Structured figure records:
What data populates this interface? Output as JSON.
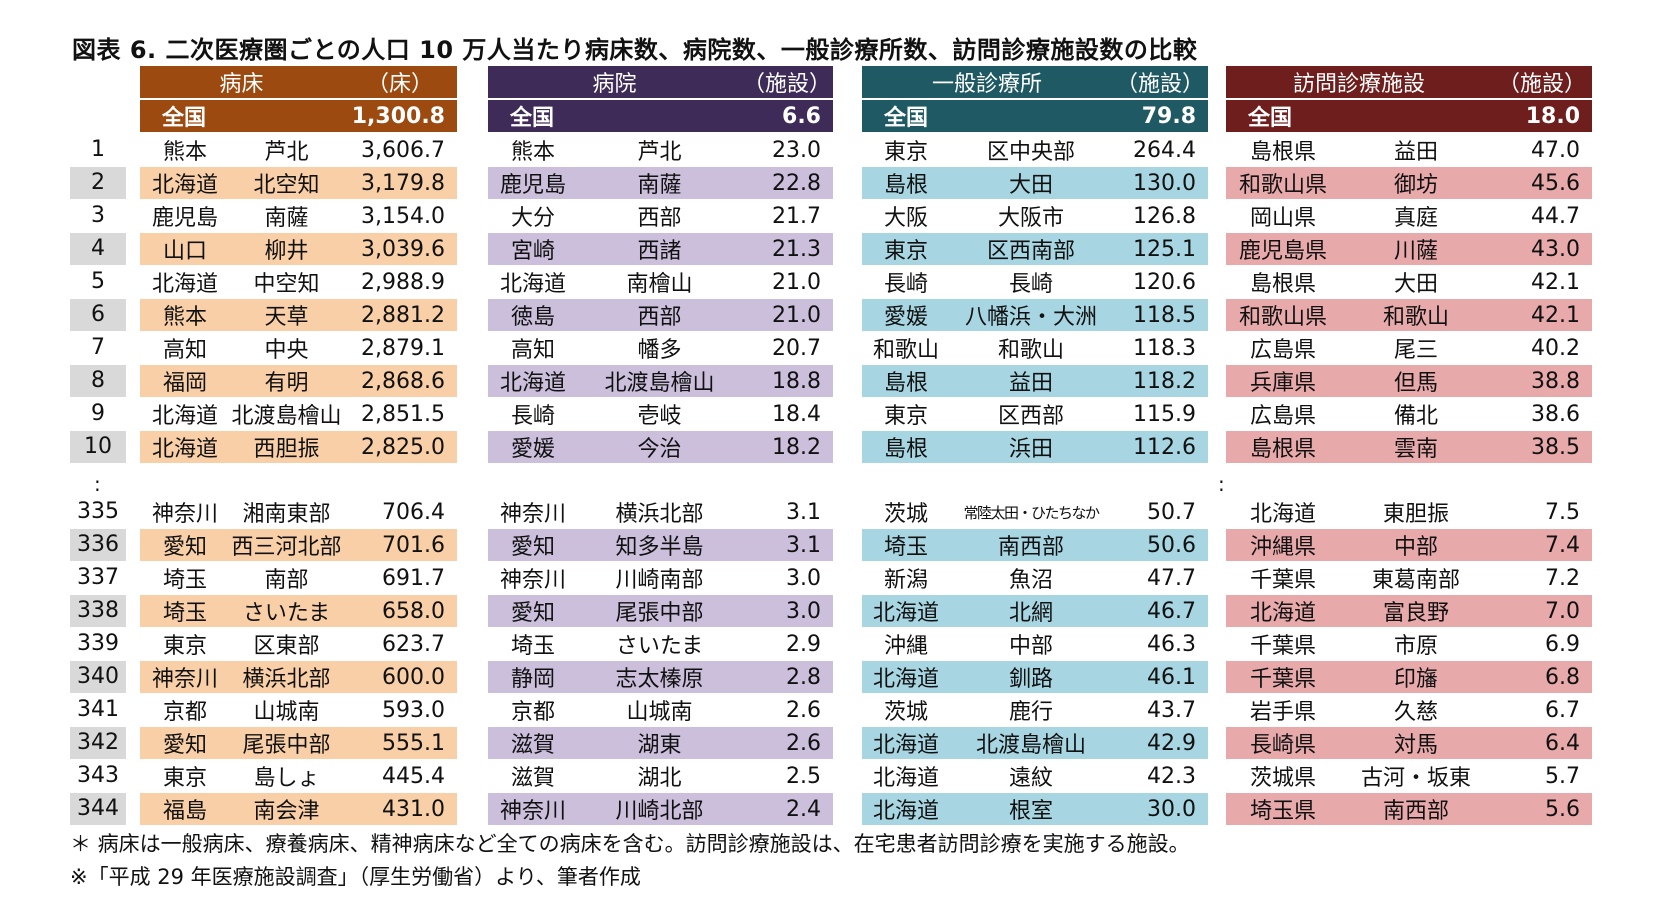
{
  "title": "図表 6.  二次医療圏ごとの人口 10 万人当たり病床数、病院数、一般診療所数、訪問診療施設数の比較",
  "ranks_top": [
    "1",
    "2",
    "3",
    "4",
    "5",
    "6",
    "7",
    "8",
    "9",
    "10"
  ],
  "ranks_bottom": [
    "335",
    "336",
    "337",
    "338",
    "339",
    "340",
    "341",
    "342",
    "343",
    "344"
  ],
  "ellipsis": ":",
  "colors": {
    "beds_header": "#9c4a10",
    "beds_row": "#f8cfa6",
    "hosp_header": "#3f2b57",
    "hosp_row": "#cbbfdc",
    "clinic_header": "#1f5a64",
    "clinic_row": "#a7d6e2",
    "home_header": "#6e1e1c",
    "home_row": "#e8a9ab",
    "rank_row": "#d9d9d9"
  },
  "tables": [
    {
      "key": "beds",
      "name": "病床",
      "unit": "（床）",
      "national_label": "全国",
      "national_value": "1,300.8",
      "top": [
        [
          "熊本",
          "芦北",
          "3,606.7"
        ],
        [
          "北海道",
          "北空知",
          "3,179.8"
        ],
        [
          "鹿児島",
          "南薩",
          "3,154.0"
        ],
        [
          "山口",
          "柳井",
          "3,039.6"
        ],
        [
          "北海道",
          "中空知",
          "2,988.9"
        ],
        [
          "熊本",
          "天草",
          "2,881.2"
        ],
        [
          "高知",
          "中央",
          "2,879.1"
        ],
        [
          "福岡",
          "有明",
          "2,868.6"
        ],
        [
          "北海道",
          "北渡島檜山",
          "2,851.5"
        ],
        [
          "北海道",
          "西胆振",
          "2,825.0"
        ]
      ],
      "bottom": [
        [
          "神奈川",
          "湘南東部",
          "706.4"
        ],
        [
          "愛知",
          "西三河北部",
          "701.6"
        ],
        [
          "埼玉",
          "南部",
          "691.7"
        ],
        [
          "埼玉",
          "さいたま",
          "658.0"
        ],
        [
          "東京",
          "区東部",
          "623.7"
        ],
        [
          "神奈川",
          "横浜北部",
          "600.0"
        ],
        [
          "京都",
          "山城南",
          "593.0"
        ],
        [
          "愛知",
          "尾張中部",
          "555.1"
        ],
        [
          "東京",
          "島しょ",
          "445.4"
        ],
        [
          "福島",
          "南会津",
          "431.0"
        ]
      ]
    },
    {
      "key": "hosp",
      "name": "病院",
      "unit": "（施設）",
      "national_label": "全国",
      "national_value": "6.6",
      "top": [
        [
          "熊本",
          "芦北",
          "23.0"
        ],
        [
          "鹿児島",
          "南薩",
          "22.8"
        ],
        [
          "大分",
          "西部",
          "21.7"
        ],
        [
          "宮崎",
          "西諸",
          "21.3"
        ],
        [
          "北海道",
          "南檜山",
          "21.0"
        ],
        [
          "徳島",
          "西部",
          "21.0"
        ],
        [
          "高知",
          "幡多",
          "20.7"
        ],
        [
          "北海道",
          "北渡島檜山",
          "18.8"
        ],
        [
          "長崎",
          "壱岐",
          "18.4"
        ],
        [
          "愛媛",
          "今治",
          "18.2"
        ]
      ],
      "bottom": [
        [
          "神奈川",
          "横浜北部",
          "3.1"
        ],
        [
          "愛知",
          "知多半島",
          "3.1"
        ],
        [
          "神奈川",
          "川崎南部",
          "3.0"
        ],
        [
          "愛知",
          "尾張中部",
          "3.0"
        ],
        [
          "埼玉",
          "さいたま",
          "2.9"
        ],
        [
          "静岡",
          "志太榛原",
          "2.8"
        ],
        [
          "京都",
          "山城南",
          "2.6"
        ],
        [
          "滋賀",
          "湖東",
          "2.6"
        ],
        [
          "滋賀",
          "湖北",
          "2.5"
        ],
        [
          "神奈川",
          "川崎北部",
          "2.4"
        ]
      ]
    },
    {
      "key": "clinic",
      "name": "一般診療所",
      "unit": "（施設）",
      "national_label": "全国",
      "national_value": "79.8",
      "top": [
        [
          "東京",
          "区中央部",
          "264.4"
        ],
        [
          "島根",
          "大田",
          "130.0"
        ],
        [
          "大阪",
          "大阪市",
          "126.8"
        ],
        [
          "東京",
          "区西南部",
          "125.1"
        ],
        [
          "長崎",
          "長崎",
          "120.6"
        ],
        [
          "愛媛",
          "八幡浜・大洲",
          "118.5"
        ],
        [
          "和歌山",
          "和歌山",
          "118.3"
        ],
        [
          "島根",
          "益田",
          "118.2"
        ],
        [
          "東京",
          "区西部",
          "115.9"
        ],
        [
          "島根",
          "浜田",
          "112.6"
        ]
      ],
      "bottom": [
        [
          "茨城",
          "常陸太田・ひたちなか",
          "50.7"
        ],
        [
          "埼玉",
          "南西部",
          "50.6"
        ],
        [
          "新潟",
          "魚沼",
          "47.7"
        ],
        [
          "北海道",
          "北網",
          "46.7"
        ],
        [
          "沖縄",
          "中部",
          "46.3"
        ],
        [
          "北海道",
          "釧路",
          "46.1"
        ],
        [
          "茨城",
          "鹿行",
          "43.7"
        ],
        [
          "北海道",
          "北渡島檜山",
          "42.9"
        ],
        [
          "北海道",
          "遠紋",
          "42.3"
        ],
        [
          "北海道",
          "根室",
          "30.0"
        ]
      ]
    },
    {
      "key": "home",
      "name": "訪問診療施設",
      "unit": "（施設）",
      "national_label": "全国",
      "national_value": "18.0",
      "top": [
        [
          "島根県",
          "益田",
          "47.0"
        ],
        [
          "和歌山県",
          "御坊",
          "45.6"
        ],
        [
          "岡山県",
          "真庭",
          "44.7"
        ],
        [
          "鹿児島県",
          "川薩",
          "43.0"
        ],
        [
          "島根県",
          "大田",
          "42.1"
        ],
        [
          "和歌山県",
          "和歌山",
          "42.1"
        ],
        [
          "広島県",
          "尾三",
          "40.2"
        ],
        [
          "兵庫県",
          "但馬",
          "38.8"
        ],
        [
          "広島県",
          "備北",
          "38.6"
        ],
        [
          "島根県",
          "雲南",
          "38.5"
        ]
      ],
      "bottom": [
        [
          "北海道",
          "東胆振",
          "7.5"
        ],
        [
          "沖縄県",
          "中部",
          "7.4"
        ],
        [
          "千葉県",
          "東葛南部",
          "7.2"
        ],
        [
          "北海道",
          "富良野",
          "7.0"
        ],
        [
          "千葉県",
          "市原",
          "6.9"
        ],
        [
          "千葉県",
          "印旛",
          "6.8"
        ],
        [
          "岩手県",
          "久慈",
          "6.7"
        ],
        [
          "長崎県",
          "対馬",
          "6.4"
        ],
        [
          "茨城県",
          "古河・坂東",
          "5.7"
        ],
        [
          "埼玉県",
          "南西部",
          "5.6"
        ]
      ]
    }
  ],
  "footnote1": "＊ 病床は一般病床、療養病床、精神病床など全ての病床を含む。訪問診療施設は、在宅患者訪問診療を実施する施設。",
  "footnote2": "※「平成 29 年医療施設調査」（厚生労働省）より、筆者作成"
}
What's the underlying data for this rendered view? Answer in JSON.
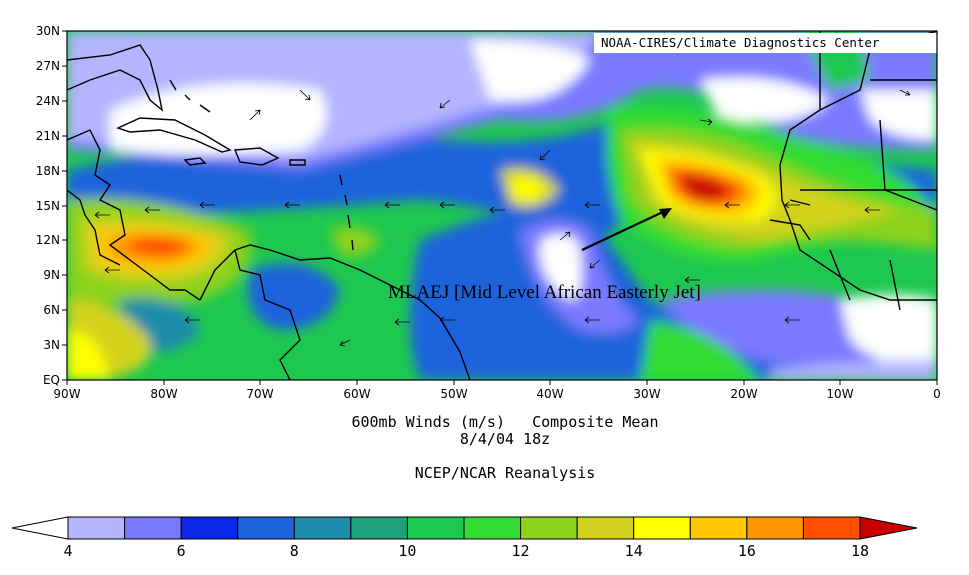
{
  "credit": "NOAA-CIRES/Climate Diagnostics Center",
  "caption": {
    "line1": "600mb Winds (m/s)   Composite Mean",
    "line2": "8/4/04 18z",
    "line3": "NCEP/NCAR Reanalysis"
  },
  "annotation": "MLAEJ [Mid Level African Easterly Jet]",
  "axes": {
    "lat_labels": [
      "30N",
      "27N",
      "24N",
      "21N",
      "18N",
      "15N",
      "12N",
      "9N",
      "6N",
      "3N",
      "EQ"
    ],
    "lon_labels": [
      "90W",
      "80W",
      "70W",
      "60W",
      "50W",
      "40W",
      "30W",
      "20W",
      "10W",
      "0"
    ]
  },
  "colorbar": {
    "labels": [
      "4",
      "6",
      "8",
      "10",
      "12",
      "14",
      "16",
      "18"
    ],
    "colors": [
      "#ffffff",
      "#b4b4ff",
      "#7a7aff",
      "#0a28e6",
      "#1f64dc",
      "#1e8caa",
      "#1ea078",
      "#1ec850",
      "#32dc32",
      "#8cd21e",
      "#d2d21e",
      "#ffff00",
      "#ffc800",
      "#ff9600",
      "#ff5000",
      "#c80000"
    ]
  },
  "map_data": {
    "wind_maximum": "Mid Level African Easterly Jet"
  }
}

## Task instructions
Each line from the one that contains "What's the underlying" to the end of the listing must be quoted exactly; no other line and no picture belongs in the copy.

## Exercise result
What's the underlying data for this rendered view? Answer in JSON.
{
  "credit": "NOAA-CIRES/Climate Diagnostics Center",
  "caption": {
    "line1": "600mb Winds (m/s)   Composite Mean",
    "line2": "8/4/04 18z",
    "line3": "NCEP/NCAR Reanalysis"
  },
  "annotation": "MLAEJ [Mid Level African Easterly Jet]",
  "axes": {
    "lat_labels": [
      "30N",
      "27N",
      "24N",
      "21N",
      "18N",
      "15N",
      "12N",
      "9N",
      "6N",
      "3N",
      "EQ"
    ],
    "lon_labels": [
      "90W",
      "80W",
      "70W",
      "60W",
      "50W",
      "40W",
      "30W",
      "20W",
      "10W",
      "0"
    ]
  },
  "colorbar": {
    "labels": [
      "4",
      "6",
      "8",
      "10",
      "12",
      "14",
      "16",
      "18"
    ],
    "colors": [
      "#ffffff",
      "#b4b4ff",
      "#7a7aff",
      "#0a28e6",
      "#1f64dc",
      "#1e8caa",
      "#1ea078",
      "#1ec850",
      "#32dc32",
      "#8cd21e",
      "#d2d21e",
      "#ffff00",
      "#ffc800",
      "#ff9600",
      "#ff5000",
      "#c80000"
    ]
  },
  "map_data": {
    "wind_maximum": "Mid Level African Easterly Jet"
  }
}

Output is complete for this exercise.